What is needed: In the listing below, identify each line with the word "gemeldet" and return those lines.

Dataset entries:

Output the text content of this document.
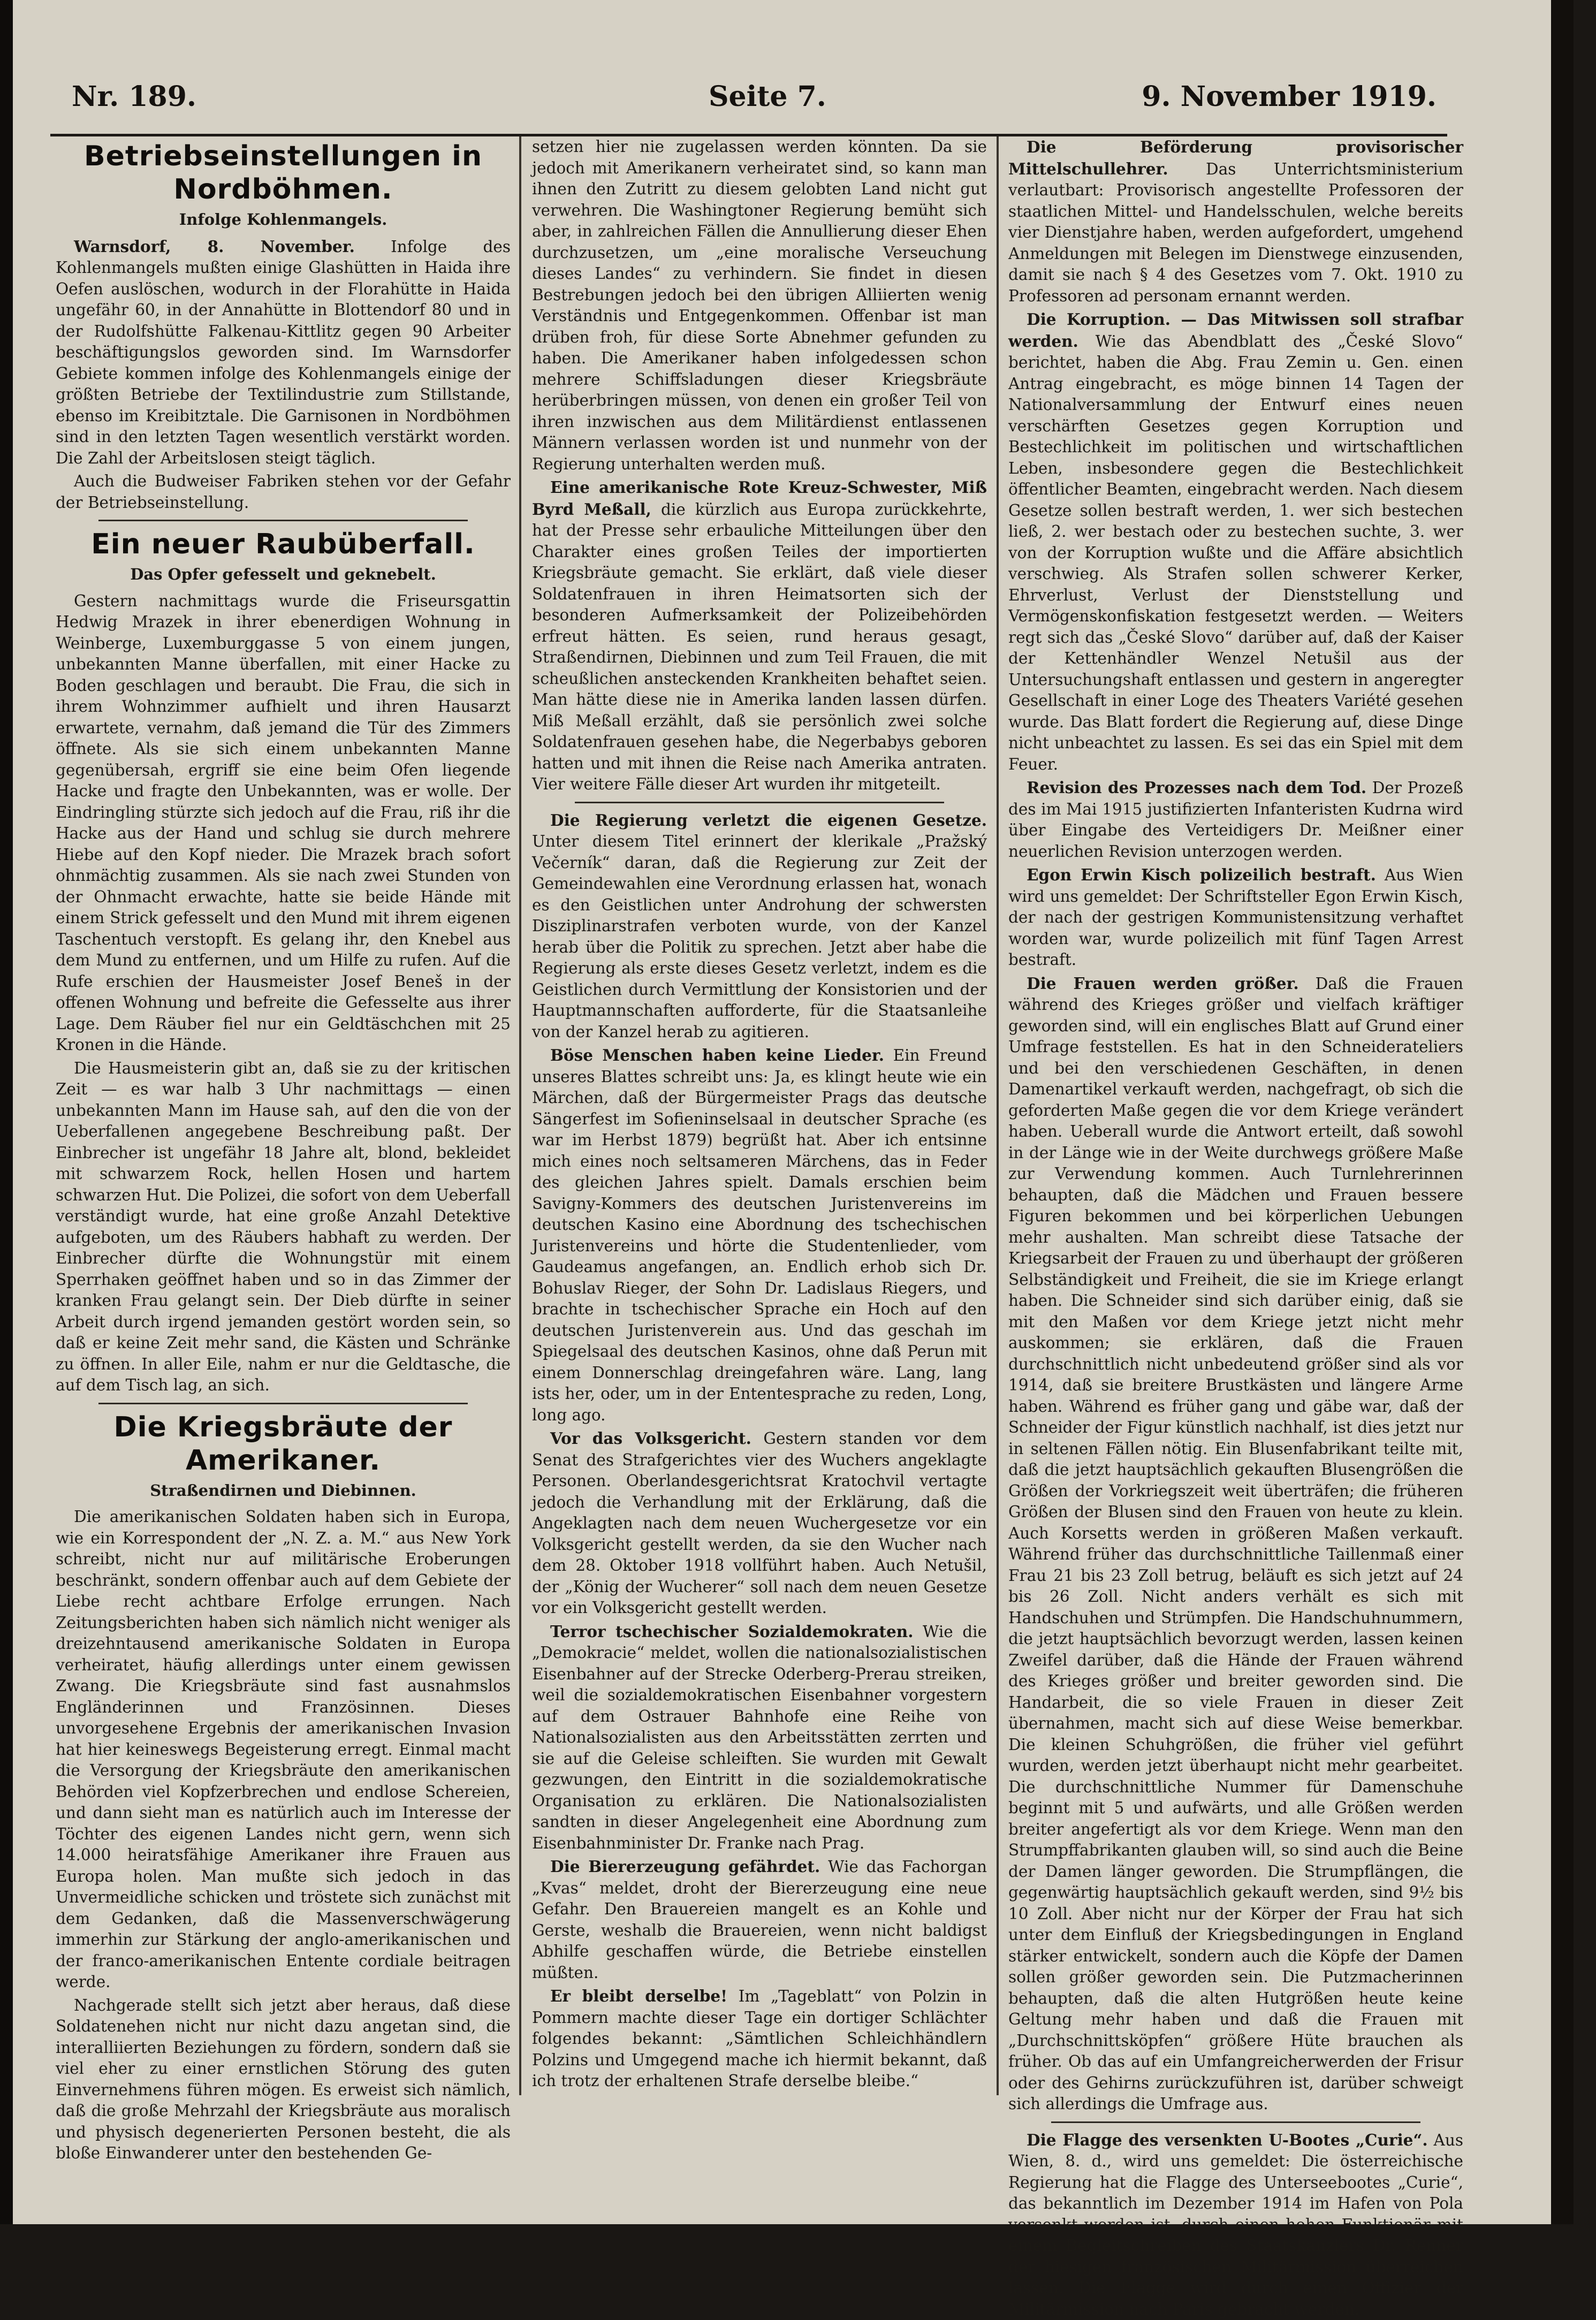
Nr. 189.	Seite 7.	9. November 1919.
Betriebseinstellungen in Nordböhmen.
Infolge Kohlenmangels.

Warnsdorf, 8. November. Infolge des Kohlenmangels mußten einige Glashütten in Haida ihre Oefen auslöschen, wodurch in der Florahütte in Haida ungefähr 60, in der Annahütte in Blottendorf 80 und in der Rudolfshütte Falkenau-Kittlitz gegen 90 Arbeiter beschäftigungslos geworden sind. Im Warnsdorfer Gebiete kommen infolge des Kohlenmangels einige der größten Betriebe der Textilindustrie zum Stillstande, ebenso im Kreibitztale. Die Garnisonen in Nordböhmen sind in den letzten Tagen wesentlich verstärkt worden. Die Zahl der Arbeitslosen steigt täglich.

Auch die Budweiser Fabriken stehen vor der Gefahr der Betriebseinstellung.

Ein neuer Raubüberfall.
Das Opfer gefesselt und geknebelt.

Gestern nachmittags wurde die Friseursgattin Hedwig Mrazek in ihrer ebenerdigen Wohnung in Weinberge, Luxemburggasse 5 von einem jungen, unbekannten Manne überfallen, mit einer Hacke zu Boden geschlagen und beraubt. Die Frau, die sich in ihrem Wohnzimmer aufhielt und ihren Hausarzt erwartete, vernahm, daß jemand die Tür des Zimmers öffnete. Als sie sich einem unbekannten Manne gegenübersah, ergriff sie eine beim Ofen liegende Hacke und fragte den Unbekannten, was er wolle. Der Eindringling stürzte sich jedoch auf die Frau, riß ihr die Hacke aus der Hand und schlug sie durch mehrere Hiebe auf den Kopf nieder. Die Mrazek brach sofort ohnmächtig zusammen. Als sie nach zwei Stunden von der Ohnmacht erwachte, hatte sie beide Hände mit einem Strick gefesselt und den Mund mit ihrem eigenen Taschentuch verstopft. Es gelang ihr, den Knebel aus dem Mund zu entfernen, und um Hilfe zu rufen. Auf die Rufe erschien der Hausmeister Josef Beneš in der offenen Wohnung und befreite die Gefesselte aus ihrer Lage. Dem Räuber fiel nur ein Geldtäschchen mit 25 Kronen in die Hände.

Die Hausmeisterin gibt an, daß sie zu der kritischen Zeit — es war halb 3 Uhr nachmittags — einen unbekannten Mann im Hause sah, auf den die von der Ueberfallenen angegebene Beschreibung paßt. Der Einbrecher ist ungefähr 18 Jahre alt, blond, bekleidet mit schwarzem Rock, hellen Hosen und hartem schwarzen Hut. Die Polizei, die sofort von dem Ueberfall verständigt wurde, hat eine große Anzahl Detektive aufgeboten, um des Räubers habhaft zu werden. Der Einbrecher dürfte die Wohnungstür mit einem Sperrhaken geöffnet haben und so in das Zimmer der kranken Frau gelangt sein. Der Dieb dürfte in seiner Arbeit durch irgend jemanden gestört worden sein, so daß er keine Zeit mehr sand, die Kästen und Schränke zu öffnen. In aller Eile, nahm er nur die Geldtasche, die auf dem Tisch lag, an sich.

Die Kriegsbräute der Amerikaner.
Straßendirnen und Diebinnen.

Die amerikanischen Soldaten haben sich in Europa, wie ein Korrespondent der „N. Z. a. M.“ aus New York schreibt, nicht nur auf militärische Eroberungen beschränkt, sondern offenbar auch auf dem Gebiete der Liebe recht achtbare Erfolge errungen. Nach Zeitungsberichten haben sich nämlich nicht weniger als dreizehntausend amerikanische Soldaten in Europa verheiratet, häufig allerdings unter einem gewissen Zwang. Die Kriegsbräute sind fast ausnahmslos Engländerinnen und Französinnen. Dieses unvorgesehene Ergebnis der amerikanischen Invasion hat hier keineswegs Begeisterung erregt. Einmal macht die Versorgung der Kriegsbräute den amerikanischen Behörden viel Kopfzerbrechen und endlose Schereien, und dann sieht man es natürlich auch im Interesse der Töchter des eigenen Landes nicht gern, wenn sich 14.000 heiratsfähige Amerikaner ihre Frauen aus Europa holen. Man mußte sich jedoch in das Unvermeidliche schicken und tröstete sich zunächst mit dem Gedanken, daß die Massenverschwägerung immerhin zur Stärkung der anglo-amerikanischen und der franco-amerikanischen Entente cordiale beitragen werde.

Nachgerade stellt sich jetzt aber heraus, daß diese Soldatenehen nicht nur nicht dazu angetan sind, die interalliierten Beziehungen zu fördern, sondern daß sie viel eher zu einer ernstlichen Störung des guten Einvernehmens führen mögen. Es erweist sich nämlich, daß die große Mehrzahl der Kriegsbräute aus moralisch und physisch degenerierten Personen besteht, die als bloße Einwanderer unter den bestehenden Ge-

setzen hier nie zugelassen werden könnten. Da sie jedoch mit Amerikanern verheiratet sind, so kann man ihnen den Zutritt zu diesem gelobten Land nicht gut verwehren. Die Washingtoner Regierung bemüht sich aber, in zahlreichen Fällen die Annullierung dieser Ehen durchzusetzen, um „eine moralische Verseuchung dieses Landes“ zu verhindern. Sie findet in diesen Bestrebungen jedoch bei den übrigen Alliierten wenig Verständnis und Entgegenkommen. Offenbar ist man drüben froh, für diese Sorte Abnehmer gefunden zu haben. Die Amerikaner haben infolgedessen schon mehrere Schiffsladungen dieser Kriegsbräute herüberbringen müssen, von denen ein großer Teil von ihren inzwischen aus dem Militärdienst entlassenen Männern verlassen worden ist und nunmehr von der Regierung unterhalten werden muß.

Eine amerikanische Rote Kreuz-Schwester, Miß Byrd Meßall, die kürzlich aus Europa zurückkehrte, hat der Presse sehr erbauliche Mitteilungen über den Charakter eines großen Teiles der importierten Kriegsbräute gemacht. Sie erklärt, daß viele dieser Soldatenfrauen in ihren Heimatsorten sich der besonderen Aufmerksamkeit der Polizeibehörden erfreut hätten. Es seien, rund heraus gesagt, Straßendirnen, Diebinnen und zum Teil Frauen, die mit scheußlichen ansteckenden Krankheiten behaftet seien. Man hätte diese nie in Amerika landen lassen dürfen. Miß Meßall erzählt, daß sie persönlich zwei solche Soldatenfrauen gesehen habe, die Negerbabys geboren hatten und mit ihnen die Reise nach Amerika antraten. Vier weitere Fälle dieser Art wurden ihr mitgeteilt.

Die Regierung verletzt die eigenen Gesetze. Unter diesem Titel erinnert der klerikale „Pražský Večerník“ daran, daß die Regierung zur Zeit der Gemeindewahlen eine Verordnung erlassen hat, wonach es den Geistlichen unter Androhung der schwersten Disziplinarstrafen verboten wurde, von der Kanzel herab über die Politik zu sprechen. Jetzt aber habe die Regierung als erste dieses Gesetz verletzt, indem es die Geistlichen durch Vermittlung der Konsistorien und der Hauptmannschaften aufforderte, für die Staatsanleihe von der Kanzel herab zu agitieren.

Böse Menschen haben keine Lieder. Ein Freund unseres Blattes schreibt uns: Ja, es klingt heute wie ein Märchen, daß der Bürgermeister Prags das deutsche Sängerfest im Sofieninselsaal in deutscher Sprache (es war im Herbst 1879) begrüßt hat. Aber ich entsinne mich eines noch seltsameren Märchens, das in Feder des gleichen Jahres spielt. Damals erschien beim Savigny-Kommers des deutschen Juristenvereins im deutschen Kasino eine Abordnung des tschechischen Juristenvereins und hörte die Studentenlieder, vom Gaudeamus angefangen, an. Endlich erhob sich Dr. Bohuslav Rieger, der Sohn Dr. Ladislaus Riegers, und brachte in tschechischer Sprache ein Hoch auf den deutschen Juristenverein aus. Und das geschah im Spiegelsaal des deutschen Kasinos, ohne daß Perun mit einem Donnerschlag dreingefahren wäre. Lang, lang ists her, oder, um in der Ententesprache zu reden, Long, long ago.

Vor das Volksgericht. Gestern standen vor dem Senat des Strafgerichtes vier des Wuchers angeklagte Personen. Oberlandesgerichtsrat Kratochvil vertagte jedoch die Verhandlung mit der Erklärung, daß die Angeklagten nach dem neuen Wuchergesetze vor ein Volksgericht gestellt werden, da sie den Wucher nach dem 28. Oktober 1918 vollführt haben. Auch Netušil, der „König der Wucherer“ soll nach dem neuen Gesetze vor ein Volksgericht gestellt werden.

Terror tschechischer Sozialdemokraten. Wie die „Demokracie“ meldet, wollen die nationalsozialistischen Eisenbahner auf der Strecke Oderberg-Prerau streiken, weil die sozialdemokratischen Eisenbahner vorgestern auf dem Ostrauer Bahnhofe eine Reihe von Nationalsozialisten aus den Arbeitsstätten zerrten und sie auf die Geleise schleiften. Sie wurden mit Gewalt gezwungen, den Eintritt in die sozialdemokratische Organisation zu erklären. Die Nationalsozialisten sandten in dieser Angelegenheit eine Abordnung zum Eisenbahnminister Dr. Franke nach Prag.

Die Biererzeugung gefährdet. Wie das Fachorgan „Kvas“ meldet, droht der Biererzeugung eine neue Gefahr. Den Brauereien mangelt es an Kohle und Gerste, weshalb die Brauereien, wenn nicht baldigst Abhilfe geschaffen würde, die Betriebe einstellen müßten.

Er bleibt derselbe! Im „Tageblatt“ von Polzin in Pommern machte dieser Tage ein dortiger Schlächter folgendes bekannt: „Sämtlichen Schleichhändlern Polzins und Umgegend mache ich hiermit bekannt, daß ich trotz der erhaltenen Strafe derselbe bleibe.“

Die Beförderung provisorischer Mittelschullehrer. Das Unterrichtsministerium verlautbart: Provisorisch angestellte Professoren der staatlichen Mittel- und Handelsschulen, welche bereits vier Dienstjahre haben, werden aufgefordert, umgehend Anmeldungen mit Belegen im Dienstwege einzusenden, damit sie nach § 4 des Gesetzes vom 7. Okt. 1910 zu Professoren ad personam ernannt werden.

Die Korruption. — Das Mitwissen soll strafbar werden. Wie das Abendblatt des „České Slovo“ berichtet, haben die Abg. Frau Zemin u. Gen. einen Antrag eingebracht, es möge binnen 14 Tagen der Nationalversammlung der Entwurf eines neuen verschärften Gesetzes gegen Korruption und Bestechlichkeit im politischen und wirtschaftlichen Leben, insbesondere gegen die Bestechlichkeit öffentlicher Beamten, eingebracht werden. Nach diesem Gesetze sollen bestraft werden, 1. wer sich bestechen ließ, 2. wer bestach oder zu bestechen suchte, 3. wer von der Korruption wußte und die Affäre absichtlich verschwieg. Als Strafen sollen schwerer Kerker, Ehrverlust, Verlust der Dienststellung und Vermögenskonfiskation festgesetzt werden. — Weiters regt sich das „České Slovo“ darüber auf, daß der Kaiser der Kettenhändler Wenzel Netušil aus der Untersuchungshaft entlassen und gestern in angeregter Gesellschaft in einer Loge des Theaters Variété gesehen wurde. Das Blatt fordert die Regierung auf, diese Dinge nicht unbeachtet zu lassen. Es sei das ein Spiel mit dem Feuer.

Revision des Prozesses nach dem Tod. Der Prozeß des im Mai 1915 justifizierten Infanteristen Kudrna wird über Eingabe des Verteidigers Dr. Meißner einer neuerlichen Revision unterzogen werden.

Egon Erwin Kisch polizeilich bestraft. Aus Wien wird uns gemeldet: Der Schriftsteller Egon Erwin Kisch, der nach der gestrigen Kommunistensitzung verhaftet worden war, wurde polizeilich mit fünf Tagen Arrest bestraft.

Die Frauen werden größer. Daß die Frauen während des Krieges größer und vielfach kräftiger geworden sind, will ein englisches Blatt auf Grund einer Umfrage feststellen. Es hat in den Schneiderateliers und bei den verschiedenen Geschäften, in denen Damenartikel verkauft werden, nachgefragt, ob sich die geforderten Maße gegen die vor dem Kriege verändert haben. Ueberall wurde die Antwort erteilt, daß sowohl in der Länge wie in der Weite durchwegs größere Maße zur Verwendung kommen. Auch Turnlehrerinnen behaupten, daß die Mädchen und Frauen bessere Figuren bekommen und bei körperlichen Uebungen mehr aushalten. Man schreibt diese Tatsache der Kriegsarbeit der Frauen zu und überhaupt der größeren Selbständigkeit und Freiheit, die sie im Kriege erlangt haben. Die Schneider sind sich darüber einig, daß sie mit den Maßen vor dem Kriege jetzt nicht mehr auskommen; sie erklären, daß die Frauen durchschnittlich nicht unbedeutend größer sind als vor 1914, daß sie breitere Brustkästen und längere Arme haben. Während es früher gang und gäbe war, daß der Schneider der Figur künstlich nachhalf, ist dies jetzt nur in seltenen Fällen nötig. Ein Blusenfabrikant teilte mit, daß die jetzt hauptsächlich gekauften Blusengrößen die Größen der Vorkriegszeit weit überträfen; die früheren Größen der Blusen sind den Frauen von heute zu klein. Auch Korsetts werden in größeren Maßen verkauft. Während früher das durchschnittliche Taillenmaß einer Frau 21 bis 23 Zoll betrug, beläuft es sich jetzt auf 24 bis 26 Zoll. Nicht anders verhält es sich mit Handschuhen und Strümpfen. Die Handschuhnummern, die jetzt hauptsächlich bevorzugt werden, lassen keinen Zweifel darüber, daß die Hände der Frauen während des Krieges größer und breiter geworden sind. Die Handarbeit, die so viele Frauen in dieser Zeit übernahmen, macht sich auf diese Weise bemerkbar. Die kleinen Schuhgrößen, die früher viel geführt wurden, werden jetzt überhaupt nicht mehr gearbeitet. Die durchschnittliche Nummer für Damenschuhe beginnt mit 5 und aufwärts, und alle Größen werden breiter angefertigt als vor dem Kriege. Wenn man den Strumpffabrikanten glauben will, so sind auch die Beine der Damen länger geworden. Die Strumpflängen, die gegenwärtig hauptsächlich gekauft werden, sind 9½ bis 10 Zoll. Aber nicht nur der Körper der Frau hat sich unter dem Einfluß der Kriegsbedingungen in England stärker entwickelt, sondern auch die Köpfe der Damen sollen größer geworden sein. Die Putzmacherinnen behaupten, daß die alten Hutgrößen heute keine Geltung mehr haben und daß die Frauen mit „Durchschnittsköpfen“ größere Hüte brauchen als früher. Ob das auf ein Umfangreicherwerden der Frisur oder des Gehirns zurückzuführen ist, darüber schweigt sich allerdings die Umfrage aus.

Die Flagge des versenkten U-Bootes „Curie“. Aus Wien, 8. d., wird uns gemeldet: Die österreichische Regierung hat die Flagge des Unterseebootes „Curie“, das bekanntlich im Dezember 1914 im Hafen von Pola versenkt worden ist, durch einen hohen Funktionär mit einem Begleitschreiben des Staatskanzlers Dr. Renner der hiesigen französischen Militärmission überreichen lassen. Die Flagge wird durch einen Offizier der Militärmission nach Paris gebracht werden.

Solved problem:
Egon Erwin Kisch polizeilich bestraft. Aus Wien wird uns gemeldet: Der Schriftsteller Egon Erwin Kisch, der nach der gestrigen Kommunistensitzung verhaftet worden war, wurde polizeilich mit fünf Tagen Arrest bestraft.
Die Flagge des versenkten U-Bootes „Curie“. Aus Wien, 8. d., wird uns gemeldet: Die österreichische Regierung hat die Flagge des Unterseebootes „Curie“, das bekanntlich im Dezember 1914 im Hafen von Pola versenkt worden ist, durch einen hohen Funktionär mit einem Begleitschreiben des Staatskanzlers Dr. Renner der hiesigen französischen Militärmission überreichen lassen. Die Flagge wird durch einen Offizier der Militärmission nach Paris gebracht werden.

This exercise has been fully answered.